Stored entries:
:::::

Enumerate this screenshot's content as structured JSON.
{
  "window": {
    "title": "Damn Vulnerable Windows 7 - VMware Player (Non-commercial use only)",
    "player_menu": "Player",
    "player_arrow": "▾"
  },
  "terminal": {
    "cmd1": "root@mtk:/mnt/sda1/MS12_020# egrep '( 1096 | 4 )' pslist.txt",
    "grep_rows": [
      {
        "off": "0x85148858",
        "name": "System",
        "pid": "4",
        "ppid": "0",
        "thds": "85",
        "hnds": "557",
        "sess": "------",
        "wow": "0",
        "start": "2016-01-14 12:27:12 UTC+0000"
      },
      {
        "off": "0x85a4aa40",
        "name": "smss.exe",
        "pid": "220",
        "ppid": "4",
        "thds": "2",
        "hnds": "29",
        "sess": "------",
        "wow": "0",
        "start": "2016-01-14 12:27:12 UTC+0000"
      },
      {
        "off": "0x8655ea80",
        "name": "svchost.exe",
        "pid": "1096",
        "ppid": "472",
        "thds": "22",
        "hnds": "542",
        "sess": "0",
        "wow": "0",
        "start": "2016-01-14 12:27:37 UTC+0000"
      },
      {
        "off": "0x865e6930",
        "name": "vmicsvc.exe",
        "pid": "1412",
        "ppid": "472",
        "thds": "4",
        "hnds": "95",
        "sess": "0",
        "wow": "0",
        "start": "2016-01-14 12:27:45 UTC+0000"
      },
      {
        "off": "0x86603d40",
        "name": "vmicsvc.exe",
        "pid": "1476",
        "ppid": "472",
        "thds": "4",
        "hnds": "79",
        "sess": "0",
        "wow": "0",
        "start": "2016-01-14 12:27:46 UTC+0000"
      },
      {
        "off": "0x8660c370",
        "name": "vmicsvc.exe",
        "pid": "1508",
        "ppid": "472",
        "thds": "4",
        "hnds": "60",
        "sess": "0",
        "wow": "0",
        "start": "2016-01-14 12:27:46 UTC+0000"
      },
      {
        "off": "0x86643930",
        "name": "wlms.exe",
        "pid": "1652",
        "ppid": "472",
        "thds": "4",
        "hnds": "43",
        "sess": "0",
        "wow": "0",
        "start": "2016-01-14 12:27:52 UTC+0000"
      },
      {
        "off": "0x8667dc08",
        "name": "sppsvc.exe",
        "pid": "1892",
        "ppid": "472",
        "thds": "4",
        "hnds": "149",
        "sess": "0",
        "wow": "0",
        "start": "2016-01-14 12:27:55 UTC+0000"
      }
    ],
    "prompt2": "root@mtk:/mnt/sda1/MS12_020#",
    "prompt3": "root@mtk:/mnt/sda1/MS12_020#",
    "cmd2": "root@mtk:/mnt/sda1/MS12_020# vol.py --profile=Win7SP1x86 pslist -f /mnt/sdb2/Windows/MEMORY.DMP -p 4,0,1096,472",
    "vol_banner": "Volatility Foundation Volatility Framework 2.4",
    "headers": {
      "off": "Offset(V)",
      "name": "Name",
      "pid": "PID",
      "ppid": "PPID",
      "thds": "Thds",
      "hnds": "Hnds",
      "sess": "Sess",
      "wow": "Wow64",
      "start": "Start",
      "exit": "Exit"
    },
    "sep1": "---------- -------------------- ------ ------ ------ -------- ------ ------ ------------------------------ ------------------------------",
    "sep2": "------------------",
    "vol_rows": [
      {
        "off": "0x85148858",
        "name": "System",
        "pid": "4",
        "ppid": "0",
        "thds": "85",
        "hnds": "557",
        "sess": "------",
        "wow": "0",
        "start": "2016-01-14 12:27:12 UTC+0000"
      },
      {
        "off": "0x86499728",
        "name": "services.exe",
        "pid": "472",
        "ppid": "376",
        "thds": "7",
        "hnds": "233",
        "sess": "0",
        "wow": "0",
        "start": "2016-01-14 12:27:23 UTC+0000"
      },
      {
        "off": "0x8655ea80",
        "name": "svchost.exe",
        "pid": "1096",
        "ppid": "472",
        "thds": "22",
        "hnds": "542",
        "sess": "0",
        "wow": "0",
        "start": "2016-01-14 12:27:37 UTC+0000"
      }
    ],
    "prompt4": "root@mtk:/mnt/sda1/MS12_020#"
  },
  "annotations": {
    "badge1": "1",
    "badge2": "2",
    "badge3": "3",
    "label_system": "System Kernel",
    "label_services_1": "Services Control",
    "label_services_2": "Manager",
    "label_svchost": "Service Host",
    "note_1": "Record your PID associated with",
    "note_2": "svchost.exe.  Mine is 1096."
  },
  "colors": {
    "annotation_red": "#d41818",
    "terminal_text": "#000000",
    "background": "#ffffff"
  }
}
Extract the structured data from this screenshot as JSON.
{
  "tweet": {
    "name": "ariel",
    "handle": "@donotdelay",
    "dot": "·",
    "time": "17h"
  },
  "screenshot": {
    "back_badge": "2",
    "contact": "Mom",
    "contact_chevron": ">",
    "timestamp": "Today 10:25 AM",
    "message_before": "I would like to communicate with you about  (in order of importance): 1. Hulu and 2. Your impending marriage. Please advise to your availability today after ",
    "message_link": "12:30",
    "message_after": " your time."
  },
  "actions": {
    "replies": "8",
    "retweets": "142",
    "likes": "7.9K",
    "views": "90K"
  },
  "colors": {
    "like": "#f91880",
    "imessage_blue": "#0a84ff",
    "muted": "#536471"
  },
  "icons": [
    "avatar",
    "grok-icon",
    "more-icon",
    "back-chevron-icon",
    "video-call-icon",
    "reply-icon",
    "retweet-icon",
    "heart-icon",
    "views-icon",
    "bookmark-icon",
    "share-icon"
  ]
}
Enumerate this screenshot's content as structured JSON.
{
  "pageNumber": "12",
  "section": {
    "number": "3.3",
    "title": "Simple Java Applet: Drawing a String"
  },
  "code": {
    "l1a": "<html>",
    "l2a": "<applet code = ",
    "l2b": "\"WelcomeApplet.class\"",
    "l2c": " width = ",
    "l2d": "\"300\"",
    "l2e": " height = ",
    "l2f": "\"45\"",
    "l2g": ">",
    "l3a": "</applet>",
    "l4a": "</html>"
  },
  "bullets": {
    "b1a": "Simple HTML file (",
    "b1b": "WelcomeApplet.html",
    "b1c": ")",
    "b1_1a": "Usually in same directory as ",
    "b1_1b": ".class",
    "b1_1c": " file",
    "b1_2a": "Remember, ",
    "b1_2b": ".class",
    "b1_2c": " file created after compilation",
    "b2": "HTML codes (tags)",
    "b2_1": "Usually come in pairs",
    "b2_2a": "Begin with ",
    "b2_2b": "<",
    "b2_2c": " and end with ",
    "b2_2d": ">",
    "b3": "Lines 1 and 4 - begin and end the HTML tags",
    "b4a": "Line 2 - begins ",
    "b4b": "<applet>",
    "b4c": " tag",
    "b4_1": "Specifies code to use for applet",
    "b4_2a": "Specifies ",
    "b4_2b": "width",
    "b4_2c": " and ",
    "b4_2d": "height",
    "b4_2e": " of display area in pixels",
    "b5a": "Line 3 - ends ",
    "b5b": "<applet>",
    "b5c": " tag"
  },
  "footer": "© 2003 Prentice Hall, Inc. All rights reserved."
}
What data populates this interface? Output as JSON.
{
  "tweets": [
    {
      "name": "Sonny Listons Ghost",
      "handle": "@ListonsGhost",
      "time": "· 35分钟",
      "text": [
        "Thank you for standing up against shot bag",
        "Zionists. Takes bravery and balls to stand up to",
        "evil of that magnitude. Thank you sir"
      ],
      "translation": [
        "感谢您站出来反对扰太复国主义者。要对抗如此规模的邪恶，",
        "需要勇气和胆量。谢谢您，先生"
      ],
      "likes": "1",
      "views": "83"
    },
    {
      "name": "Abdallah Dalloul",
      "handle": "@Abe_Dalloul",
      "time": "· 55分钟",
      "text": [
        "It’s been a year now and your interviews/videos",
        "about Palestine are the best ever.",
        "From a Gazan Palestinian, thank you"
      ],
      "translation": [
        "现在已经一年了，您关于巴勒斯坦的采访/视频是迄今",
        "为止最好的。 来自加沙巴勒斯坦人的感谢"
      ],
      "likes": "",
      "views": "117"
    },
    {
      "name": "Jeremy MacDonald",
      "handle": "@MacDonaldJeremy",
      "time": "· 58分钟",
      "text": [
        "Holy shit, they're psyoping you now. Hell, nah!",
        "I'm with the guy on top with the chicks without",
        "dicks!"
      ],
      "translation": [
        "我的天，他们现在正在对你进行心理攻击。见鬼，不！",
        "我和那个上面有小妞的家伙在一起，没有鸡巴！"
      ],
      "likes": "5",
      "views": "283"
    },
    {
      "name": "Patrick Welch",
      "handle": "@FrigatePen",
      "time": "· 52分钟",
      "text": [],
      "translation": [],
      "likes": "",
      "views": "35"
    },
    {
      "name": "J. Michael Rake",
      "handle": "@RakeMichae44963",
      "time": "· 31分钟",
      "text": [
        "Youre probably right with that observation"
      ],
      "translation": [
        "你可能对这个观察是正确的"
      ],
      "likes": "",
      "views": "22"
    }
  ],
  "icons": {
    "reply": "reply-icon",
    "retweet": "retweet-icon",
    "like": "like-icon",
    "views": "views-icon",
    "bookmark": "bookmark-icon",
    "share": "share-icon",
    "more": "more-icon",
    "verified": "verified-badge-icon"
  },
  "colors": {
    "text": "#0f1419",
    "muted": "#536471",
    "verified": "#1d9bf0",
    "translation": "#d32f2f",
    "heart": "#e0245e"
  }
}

:::::

## Problem to work on
All lines above with "data" in them should be returned.

## Response to this exercise
Extract the structured data from this screenshot as JSON.
What data populates this interface? Output as JSON.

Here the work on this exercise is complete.